Data rows:
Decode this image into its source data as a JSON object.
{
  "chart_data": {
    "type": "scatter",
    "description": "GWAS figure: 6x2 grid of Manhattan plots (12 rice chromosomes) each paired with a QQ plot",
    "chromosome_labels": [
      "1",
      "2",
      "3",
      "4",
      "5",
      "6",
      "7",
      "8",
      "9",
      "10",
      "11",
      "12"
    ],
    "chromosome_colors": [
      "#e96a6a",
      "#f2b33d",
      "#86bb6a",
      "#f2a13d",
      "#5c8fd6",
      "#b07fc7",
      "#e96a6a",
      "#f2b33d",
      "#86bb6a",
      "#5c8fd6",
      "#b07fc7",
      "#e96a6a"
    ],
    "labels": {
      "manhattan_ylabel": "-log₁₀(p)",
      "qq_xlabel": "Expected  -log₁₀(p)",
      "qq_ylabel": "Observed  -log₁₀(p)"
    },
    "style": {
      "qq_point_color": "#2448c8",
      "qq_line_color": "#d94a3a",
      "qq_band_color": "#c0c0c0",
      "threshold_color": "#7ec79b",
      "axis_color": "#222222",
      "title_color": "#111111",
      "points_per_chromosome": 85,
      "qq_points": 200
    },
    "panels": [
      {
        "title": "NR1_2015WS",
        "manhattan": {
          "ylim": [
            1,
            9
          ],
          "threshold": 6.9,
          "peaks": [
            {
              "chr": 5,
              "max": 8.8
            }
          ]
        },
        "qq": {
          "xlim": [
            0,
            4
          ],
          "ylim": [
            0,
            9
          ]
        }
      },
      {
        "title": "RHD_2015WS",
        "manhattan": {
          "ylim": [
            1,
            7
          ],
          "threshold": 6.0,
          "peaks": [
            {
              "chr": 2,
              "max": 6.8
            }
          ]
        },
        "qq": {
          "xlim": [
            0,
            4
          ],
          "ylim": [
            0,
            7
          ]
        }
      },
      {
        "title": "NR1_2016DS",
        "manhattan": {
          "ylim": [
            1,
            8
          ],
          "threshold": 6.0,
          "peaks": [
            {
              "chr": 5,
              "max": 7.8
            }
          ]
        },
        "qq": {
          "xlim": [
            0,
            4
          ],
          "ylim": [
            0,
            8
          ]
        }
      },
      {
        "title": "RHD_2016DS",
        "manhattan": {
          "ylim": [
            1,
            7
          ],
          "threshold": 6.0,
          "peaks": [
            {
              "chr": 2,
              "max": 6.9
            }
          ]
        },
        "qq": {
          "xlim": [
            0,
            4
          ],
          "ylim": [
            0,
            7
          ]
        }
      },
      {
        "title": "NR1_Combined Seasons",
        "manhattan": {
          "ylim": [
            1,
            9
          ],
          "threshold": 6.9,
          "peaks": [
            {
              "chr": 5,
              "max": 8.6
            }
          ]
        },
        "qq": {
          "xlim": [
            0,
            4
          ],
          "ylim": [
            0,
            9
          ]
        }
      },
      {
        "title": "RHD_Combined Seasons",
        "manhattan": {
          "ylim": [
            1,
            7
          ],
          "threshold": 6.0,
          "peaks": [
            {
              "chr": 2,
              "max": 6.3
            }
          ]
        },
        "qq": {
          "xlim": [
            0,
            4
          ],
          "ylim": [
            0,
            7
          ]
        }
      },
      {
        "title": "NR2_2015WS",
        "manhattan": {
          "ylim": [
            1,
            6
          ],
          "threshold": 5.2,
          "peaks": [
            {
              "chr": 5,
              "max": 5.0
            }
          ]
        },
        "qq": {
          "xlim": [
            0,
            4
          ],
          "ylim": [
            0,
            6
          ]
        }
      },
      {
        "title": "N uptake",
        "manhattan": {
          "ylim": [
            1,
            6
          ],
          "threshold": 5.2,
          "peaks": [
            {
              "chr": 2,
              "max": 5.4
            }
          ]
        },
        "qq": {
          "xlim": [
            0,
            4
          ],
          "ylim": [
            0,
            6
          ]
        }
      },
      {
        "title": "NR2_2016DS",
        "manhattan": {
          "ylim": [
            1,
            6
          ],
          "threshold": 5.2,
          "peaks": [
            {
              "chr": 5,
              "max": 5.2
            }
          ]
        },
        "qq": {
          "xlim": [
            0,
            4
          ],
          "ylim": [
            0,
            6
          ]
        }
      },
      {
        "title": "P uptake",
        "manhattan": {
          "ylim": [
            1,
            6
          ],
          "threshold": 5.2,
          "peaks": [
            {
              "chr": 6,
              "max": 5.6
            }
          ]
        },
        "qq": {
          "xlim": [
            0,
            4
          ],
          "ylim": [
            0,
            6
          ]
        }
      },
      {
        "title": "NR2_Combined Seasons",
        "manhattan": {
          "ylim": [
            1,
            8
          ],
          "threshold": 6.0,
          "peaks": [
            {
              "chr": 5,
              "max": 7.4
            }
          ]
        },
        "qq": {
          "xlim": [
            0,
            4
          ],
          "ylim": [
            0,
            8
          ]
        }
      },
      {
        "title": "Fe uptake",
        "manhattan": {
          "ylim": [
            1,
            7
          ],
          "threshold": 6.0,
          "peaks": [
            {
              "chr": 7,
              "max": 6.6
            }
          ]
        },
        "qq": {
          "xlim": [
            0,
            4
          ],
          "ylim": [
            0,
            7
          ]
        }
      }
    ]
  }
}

Task statement:
Print the listing above in full, exactly as it is.

Task response:
Decode this image into its source data as a JSON object.
{
  "chart_data": {
    "type": "scatter",
    "description": "GWAS figure: 6x2 grid of Manhattan plots (12 rice chromosomes) each paired with a QQ plot",
    "chromosome_labels": [
      "1",
      "2",
      "3",
      "4",
      "5",
      "6",
      "7",
      "8",
      "9",
      "10",
      "11",
      "12"
    ],
    "chromosome_colors": [
      "#e96a6a",
      "#f2b33d",
      "#86bb6a",
      "#f2a13d",
      "#5c8fd6",
      "#b07fc7",
      "#e96a6a",
      "#f2b33d",
      "#86bb6a",
      "#5c8fd6",
      "#b07fc7",
      "#e96a6a"
    ],
    "labels": {
      "manhattan_ylabel": "-log₁₀(p)",
      "qq_xlabel": "Expected  -log₁₀(p)",
      "qq_ylabel": "Observed  -log₁₀(p)"
    },
    "style": {
      "qq_point_color": "#2448c8",
      "qq_line_color": "#d94a3a",
      "qq_band_color": "#c0c0c0",
      "threshold_color": "#7ec79b",
      "axis_color": "#222222",
      "title_color": "#111111",
      "points_per_chromosome": 85,
      "qq_points": 200
    },
    "panels": [
      {
        "title": "NR1_2015WS",
        "manhattan": {
          "ylim": [
            1,
            9
          ],
          "threshold": 6.9,
          "peaks": [
            {
              "chr": 5,
              "max": 8.8
            }
          ]
        },
        "qq": {
          "xlim": [
            0,
            4
          ],
          "ylim": [
            0,
            9
          ]
        }
      },
      {
        "title": "RHD_2015WS",
        "manhattan": {
          "ylim": [
            1,
            7
          ],
          "threshold": 6.0,
          "peaks": [
            {
              "chr": 2,
              "max": 6.8
            }
          ]
        },
        "qq": {
          "xlim": [
            0,
            4
          ],
          "ylim": [
            0,
            7
          ]
        }
      },
      {
        "title": "NR1_2016DS",
        "manhattan": {
          "ylim": [
            1,
            8
          ],
          "threshold": 6.0,
          "peaks": [
            {
              "chr": 5,
              "max": 7.8
            }
          ]
        },
        "qq": {
          "xlim": [
            0,
            4
          ],
          "ylim": [
            0,
            8
          ]
        }
      },
      {
        "title": "RHD_2016DS",
        "manhattan": {
          "ylim": [
            1,
            7
          ],
          "threshold": 6.0,
          "peaks": [
            {
              "chr": 2,
              "max": 6.9
            }
          ]
        },
        "qq": {
          "xlim": [
            0,
            4
          ],
          "ylim": [
            0,
            7
          ]
        }
      },
      {
        "title": "NR1_Combined Seasons",
        "manhattan": {
          "ylim": [
            1,
            9
          ],
          "threshold": 6.9,
          "peaks": [
            {
              "chr": 5,
              "max": 8.6
            }
          ]
        },
        "qq": {
          "xlim": [
            0,
            4
          ],
          "ylim": [
            0,
            9
          ]
        }
      },
      {
        "title": "RHD_Combined Seasons",
        "manhattan": {
          "ylim": [
            1,
            7
          ],
          "threshold": 6.0,
          "peaks": [
            {
              "chr": 2,
              "max": 6.3
            }
          ]
        },
        "qq": {
          "xlim": [
            0,
            4
          ],
          "ylim": [
            0,
            7
          ]
        }
      },
      {
        "title": "NR2_2015WS",
        "manhattan": {
          "ylim": [
            1,
            6
          ],
          "threshold": 5.2,
          "peaks": [
            {
              "chr": 5,
              "max": 5.0
            }
          ]
        },
        "qq": {
          "xlim": [
            0,
            4
          ],
          "ylim": [
            0,
            6
          ]
        }
      },
      {
        "title": "N uptake",
        "manhattan": {
          "ylim": [
            1,
            6
          ],
          "threshold": 5.2,
          "peaks": [
            {
              "chr": 2,
              "max": 5.4
            }
          ]
        },
        "qq": {
          "xlim": [
            0,
            4
          ],
          "ylim": [
            0,
            6
          ]
        }
      },
      {
        "title": "NR2_2016DS",
        "manhattan": {
          "ylim": [
            1,
            6
          ],
          "threshold": 5.2,
          "peaks": [
            {
              "chr": 5,
              "max": 5.2
            }
          ]
        },
        "qq": {
          "xlim": [
            0,
            4
          ],
          "ylim": [
            0,
            6
          ]
        }
      },
      {
        "title": "P uptake",
        "manhattan": {
          "ylim": [
            1,
            6
          ],
          "threshold": 5.2,
          "peaks": [
            {
              "chr": 6,
              "max": 5.6
            }
          ]
        },
        "qq": {
          "xlim": [
            0,
            4
          ],
          "ylim": [
            0,
            6
          ]
        }
      },
      {
        "title": "NR2_Combined Seasons",
        "manhattan": {
          "ylim": [
            1,
            8
          ],
          "threshold": 6.0,
          "peaks": [
            {
              "chr": 5,
              "max": 7.4
            }
          ]
        },
        "qq": {
          "xlim": [
            0,
            4
          ],
          "ylim": [
            0,
            8
          ]
        }
      },
      {
        "title": "Fe uptake",
        "manhattan": {
          "ylim": [
            1,
            7
          ],
          "threshold": 6.0,
          "peaks": [
            {
              "chr": 7,
              "max": 6.6
            }
          ]
        },
        "qq": {
          "xlim": [
            0,
            4
          ],
          "ylim": [
            0,
            7
          ]
        }
      }
    ]
  }
}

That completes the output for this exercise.